Extracts from a graphics dataset

— START —

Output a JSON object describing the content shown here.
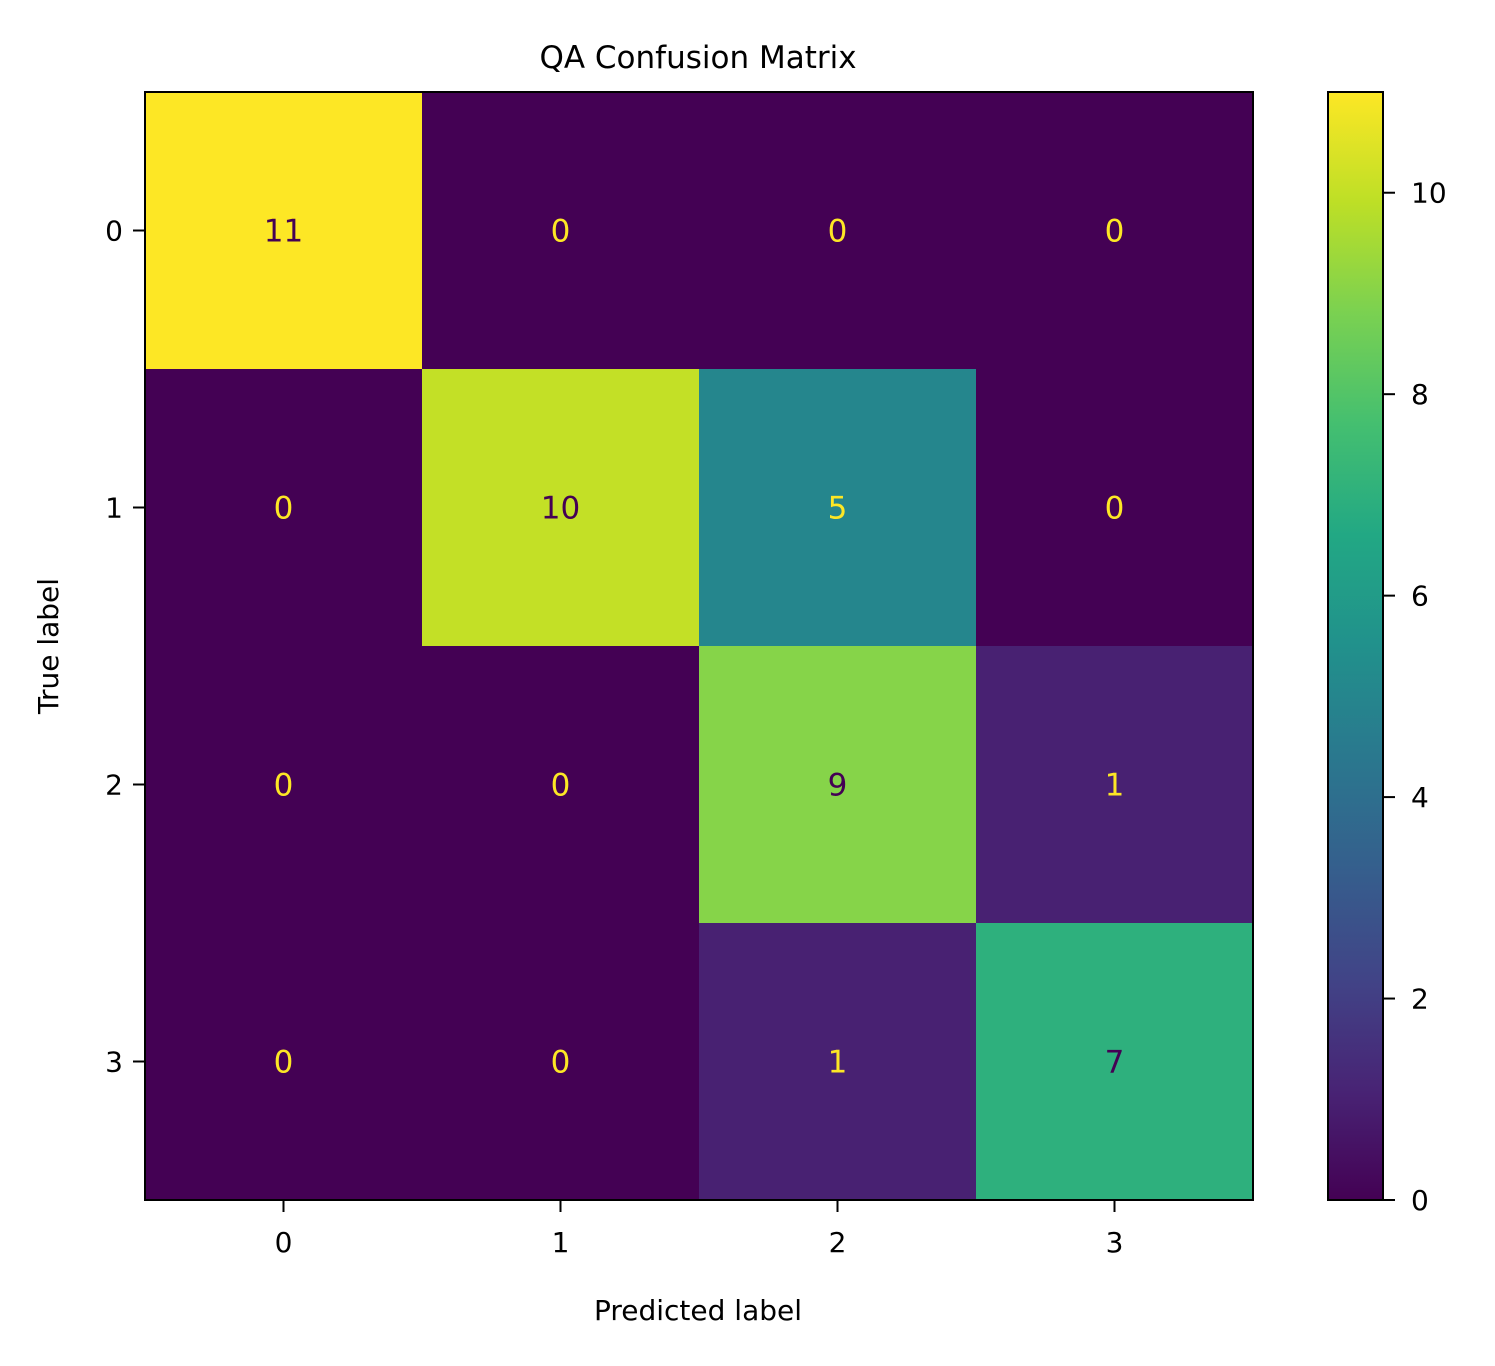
{
  "chart_data": {
    "type": "heatmap",
    "title": "QA Confusion Matrix",
    "xlabel": "Predicted label",
    "ylabel": "True label",
    "x_categories": [
      "0",
      "1",
      "2",
      "3"
    ],
    "y_categories": [
      "0",
      "1",
      "2",
      "3"
    ],
    "matrix": [
      [
        11,
        0,
        0,
        0
      ],
      [
        0,
        10,
        5,
        0
      ],
      [
        0,
        0,
        9,
        1
      ],
      [
        0,
        0,
        1,
        7
      ]
    ],
    "colormap": "viridis",
    "colorbar": {
      "range": [
        0,
        11
      ],
      "ticks": [
        0,
        2,
        4,
        6,
        8,
        10
      ],
      "tick_labels": [
        "0",
        "2",
        "4",
        "6",
        "8",
        "10"
      ]
    },
    "text_color_dark": "#440154",
    "text_color_light": "#fde725",
    "grid": false
  }
}
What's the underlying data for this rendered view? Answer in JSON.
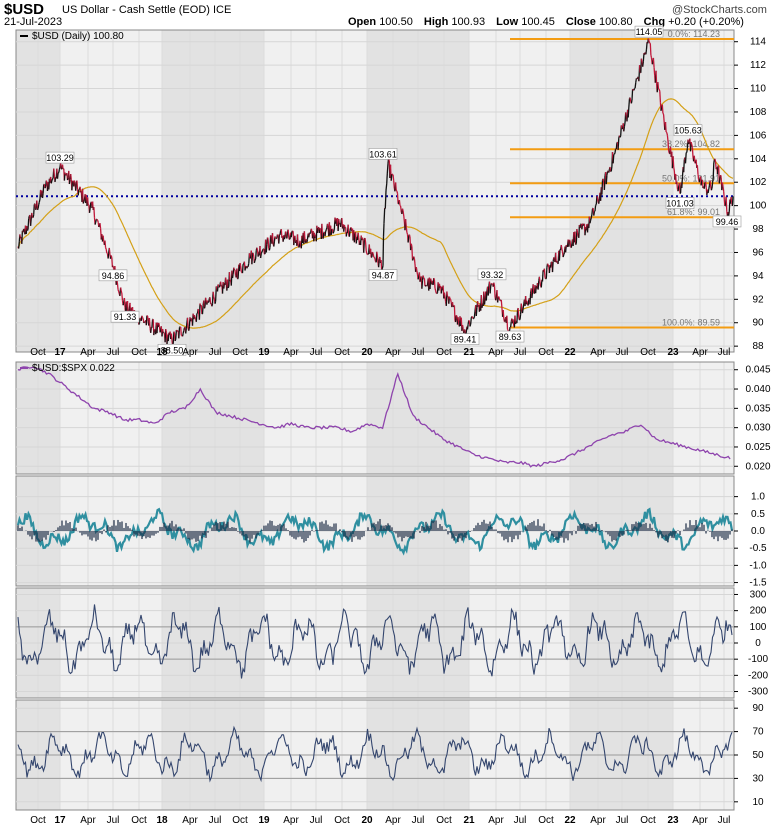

— END —

Request -
Take the listing above and restate it word for word, without its pictures.

Complete response -
Output a JSON object describing the content shown here.
{
  "chart_data": {
    "type": "heatmap",
    "title": "QA Confusion Matrix",
    "xlabel": "Predicted label",
    "ylabel": "True label",
    "x_categories": [
      "0",
      "1",
      "2",
      "3"
    ],
    "y_categories": [
      "0",
      "1",
      "2",
      "3"
    ],
    "matrix": [
      [
        11,
        0,
        0,
        0
      ],
      [
        0,
        10,
        5,
        0
      ],
      [
        0,
        0,
        9,
        1
      ],
      [
        0,
        0,
        1,
        7
      ]
    ],
    "colormap": "viridis",
    "colorbar": {
      "range": [
        0,
        11
      ],
      "ticks": [
        0,
        2,
        4,
        6,
        8,
        10
      ],
      "tick_labels": [
        "0",
        "2",
        "4",
        "6",
        "8",
        "10"
      ]
    },
    "text_color_dark": "#440154",
    "text_color_light": "#fde725",
    "grid": false
  }
}
What's the underlying data for this rendered view? Answer in JSON.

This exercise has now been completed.